*To do:* Restate the full set of records exactly, word for word.

*Input data:*
****************************************

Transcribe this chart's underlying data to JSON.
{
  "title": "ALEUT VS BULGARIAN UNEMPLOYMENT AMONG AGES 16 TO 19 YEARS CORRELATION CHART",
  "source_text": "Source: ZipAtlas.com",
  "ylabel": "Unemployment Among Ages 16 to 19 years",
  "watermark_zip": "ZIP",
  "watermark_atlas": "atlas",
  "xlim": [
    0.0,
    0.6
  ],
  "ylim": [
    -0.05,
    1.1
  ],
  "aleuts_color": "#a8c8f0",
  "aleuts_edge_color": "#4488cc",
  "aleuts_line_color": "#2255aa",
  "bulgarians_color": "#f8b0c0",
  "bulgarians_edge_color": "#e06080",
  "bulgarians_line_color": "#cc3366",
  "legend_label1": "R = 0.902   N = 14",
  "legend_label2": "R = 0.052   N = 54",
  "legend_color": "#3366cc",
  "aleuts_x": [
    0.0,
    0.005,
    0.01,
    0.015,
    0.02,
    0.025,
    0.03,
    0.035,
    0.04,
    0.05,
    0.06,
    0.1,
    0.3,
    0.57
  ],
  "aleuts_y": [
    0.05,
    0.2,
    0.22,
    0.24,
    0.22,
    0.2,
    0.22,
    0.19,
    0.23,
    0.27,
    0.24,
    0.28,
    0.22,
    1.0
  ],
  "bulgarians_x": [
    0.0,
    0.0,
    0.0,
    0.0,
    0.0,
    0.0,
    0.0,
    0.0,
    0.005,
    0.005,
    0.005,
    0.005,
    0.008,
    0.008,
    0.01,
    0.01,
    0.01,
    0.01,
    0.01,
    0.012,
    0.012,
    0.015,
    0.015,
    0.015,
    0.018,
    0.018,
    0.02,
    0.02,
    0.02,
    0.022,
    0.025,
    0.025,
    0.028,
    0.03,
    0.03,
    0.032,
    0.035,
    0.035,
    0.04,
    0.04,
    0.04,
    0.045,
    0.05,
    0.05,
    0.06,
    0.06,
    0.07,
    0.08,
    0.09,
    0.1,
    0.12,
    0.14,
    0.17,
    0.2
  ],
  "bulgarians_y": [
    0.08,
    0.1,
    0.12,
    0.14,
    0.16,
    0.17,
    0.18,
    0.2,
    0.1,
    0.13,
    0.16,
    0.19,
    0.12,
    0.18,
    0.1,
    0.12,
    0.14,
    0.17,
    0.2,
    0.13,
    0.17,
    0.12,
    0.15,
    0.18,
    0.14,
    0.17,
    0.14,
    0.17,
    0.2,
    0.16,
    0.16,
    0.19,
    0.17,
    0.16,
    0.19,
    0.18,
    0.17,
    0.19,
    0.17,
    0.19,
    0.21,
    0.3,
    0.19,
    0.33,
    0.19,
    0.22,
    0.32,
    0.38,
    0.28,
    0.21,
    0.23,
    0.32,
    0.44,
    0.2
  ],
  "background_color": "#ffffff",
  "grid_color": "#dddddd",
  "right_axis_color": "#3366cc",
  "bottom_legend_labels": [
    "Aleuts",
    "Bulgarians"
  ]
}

****************************************

*Exercise output:*
Transcribe this chart's underlying data to JSON.
{
  "title": "ALEUT VS BULGARIAN UNEMPLOYMENT AMONG AGES 16 TO 19 YEARS CORRELATION CHART",
  "source_text": "Source: ZipAtlas.com",
  "ylabel": "Unemployment Among Ages 16 to 19 years",
  "watermark_zip": "ZIP",
  "watermark_atlas": "atlas",
  "xlim": [
    0.0,
    0.6
  ],
  "ylim": [
    -0.05,
    1.1
  ],
  "aleuts_color": "#a8c8f0",
  "aleuts_edge_color": "#4488cc",
  "aleuts_line_color": "#2255aa",
  "bulgarians_color": "#f8b0c0",
  "bulgarians_edge_color": "#e06080",
  "bulgarians_line_color": "#cc3366",
  "legend_label1": "R = 0.902   N = 14",
  "legend_label2": "R = 0.052   N = 54",
  "legend_color": "#3366cc",
  "aleuts_x": [
    0.0,
    0.005,
    0.01,
    0.015,
    0.02,
    0.025,
    0.03,
    0.035,
    0.04,
    0.05,
    0.06,
    0.1,
    0.3,
    0.57
  ],
  "aleuts_y": [
    0.05,
    0.2,
    0.22,
    0.24,
    0.22,
    0.2,
    0.22,
    0.19,
    0.23,
    0.27,
    0.24,
    0.28,
    0.22,
    1.0
  ],
  "bulgarians_x": [
    0.0,
    0.0,
    0.0,
    0.0,
    0.0,
    0.0,
    0.0,
    0.0,
    0.005,
    0.005,
    0.005,
    0.005,
    0.008,
    0.008,
    0.01,
    0.01,
    0.01,
    0.01,
    0.01,
    0.012,
    0.012,
    0.015,
    0.015,
    0.015,
    0.018,
    0.018,
    0.02,
    0.02,
    0.02,
    0.022,
    0.025,
    0.025,
    0.028,
    0.03,
    0.03,
    0.032,
    0.035,
    0.035,
    0.04,
    0.04,
    0.04,
    0.045,
    0.05,
    0.05,
    0.06,
    0.06,
    0.07,
    0.08,
    0.09,
    0.1,
    0.12,
    0.14,
    0.17,
    0.2
  ],
  "bulgarians_y": [
    0.08,
    0.1,
    0.12,
    0.14,
    0.16,
    0.17,
    0.18,
    0.2,
    0.1,
    0.13,
    0.16,
    0.19,
    0.12,
    0.18,
    0.1,
    0.12,
    0.14,
    0.17,
    0.2,
    0.13,
    0.17,
    0.12,
    0.15,
    0.18,
    0.14,
    0.17,
    0.14,
    0.17,
    0.2,
    0.16,
    0.16,
    0.19,
    0.17,
    0.16,
    0.19,
    0.18,
    0.17,
    0.19,
    0.17,
    0.19,
    0.21,
    0.3,
    0.19,
    0.33,
    0.19,
    0.22,
    0.32,
    0.38,
    0.28,
    0.21,
    0.23,
    0.32,
    0.44,
    0.2
  ],
  "background_color": "#ffffff",
  "grid_color": "#dddddd",
  "right_axis_color": "#3366cc",
  "bottom_legend_labels": [
    "Aleuts",
    "Bulgarians"
  ]
}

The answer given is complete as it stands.